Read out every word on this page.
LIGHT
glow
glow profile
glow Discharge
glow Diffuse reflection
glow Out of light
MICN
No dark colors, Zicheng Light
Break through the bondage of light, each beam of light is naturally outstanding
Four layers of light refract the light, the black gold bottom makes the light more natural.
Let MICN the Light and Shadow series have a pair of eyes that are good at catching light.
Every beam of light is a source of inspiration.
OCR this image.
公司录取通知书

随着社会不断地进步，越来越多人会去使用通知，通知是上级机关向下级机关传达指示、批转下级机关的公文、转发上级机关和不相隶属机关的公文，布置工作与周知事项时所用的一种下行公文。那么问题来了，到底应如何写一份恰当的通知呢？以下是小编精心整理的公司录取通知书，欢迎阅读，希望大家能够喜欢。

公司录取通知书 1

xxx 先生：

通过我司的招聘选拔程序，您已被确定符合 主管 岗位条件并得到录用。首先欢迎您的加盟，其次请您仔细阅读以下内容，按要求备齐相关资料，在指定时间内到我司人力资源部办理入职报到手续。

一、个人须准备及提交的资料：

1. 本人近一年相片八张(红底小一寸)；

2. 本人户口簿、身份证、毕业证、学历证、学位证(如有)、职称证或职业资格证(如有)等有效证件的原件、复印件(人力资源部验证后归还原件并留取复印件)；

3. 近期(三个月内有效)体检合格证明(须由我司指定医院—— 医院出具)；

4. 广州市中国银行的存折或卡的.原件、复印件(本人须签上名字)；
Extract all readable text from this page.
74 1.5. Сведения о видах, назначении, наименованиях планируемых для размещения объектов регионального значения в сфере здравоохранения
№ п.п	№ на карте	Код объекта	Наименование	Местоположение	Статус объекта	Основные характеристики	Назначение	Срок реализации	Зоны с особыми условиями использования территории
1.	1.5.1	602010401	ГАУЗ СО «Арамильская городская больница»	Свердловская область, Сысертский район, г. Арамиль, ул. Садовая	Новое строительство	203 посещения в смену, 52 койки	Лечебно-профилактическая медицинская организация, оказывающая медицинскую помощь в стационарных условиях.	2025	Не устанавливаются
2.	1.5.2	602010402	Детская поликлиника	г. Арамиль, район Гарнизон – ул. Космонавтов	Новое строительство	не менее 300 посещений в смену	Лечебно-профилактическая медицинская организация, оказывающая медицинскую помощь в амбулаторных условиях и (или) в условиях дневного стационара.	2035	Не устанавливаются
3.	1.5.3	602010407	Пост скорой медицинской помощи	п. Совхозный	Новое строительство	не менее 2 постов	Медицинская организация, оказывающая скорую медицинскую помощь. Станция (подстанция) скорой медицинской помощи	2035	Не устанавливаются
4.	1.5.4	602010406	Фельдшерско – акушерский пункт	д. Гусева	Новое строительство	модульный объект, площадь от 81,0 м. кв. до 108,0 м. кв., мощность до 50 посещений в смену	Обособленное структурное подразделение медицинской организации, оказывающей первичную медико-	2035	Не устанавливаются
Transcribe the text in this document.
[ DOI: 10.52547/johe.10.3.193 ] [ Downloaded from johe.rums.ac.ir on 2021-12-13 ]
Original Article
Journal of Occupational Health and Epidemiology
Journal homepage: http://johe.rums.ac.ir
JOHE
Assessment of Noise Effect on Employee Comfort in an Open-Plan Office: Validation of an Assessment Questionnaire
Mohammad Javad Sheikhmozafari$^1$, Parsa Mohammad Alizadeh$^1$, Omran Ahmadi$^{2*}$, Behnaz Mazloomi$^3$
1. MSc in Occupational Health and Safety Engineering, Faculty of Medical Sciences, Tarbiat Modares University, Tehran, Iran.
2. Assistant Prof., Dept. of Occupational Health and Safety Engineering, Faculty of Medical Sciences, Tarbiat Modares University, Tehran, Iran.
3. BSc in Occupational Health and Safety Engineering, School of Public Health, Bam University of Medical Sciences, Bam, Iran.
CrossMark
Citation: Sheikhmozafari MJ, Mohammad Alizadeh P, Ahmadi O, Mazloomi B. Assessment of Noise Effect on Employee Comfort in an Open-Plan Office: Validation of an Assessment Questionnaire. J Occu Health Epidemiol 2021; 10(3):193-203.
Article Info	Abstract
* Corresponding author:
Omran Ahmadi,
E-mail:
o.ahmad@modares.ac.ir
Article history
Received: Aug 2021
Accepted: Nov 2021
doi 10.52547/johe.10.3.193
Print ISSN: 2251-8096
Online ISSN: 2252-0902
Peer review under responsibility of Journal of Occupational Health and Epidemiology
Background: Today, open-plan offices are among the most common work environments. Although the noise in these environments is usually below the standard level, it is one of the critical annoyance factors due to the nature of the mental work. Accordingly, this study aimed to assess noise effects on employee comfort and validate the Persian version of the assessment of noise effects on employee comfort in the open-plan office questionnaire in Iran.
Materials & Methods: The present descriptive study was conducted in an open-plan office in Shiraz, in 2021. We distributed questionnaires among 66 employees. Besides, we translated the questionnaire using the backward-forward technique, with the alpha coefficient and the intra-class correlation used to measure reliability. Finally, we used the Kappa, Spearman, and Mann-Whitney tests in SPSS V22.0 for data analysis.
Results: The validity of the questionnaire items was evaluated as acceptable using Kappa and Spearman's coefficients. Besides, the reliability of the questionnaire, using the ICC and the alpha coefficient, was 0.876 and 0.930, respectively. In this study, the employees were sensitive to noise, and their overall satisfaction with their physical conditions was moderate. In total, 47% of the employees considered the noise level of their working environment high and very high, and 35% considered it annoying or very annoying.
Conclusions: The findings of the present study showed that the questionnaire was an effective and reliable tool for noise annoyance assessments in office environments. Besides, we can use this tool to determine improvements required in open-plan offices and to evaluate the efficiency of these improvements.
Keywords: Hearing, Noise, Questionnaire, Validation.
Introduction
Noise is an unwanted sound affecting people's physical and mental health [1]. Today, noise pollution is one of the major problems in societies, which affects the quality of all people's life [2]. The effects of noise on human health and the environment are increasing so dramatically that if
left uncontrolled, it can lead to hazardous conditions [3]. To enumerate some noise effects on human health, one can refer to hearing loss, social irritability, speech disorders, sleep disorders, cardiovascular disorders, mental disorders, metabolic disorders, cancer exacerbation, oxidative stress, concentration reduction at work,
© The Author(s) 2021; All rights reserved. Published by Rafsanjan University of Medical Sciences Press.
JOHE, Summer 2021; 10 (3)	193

Task to carry out:
In the entries above, identify every line with the word "Engineering". Copy those lines.

Solution:
1. MSc in Occupational Health and Safety Engineering, Faculty of Medical Sciences, Tarbiat Modares University, Tehran, Iran.
2. Assistant Prof., Dept. of Occupational Health and Safety Engineering, Faculty of Medical Sciences, Tarbiat Modares University, Tehran, Iran.
3. BSc in Occupational Health and Safety Engineering, School of Public Health, Bam University of Medical Sciences, Bam, Iran.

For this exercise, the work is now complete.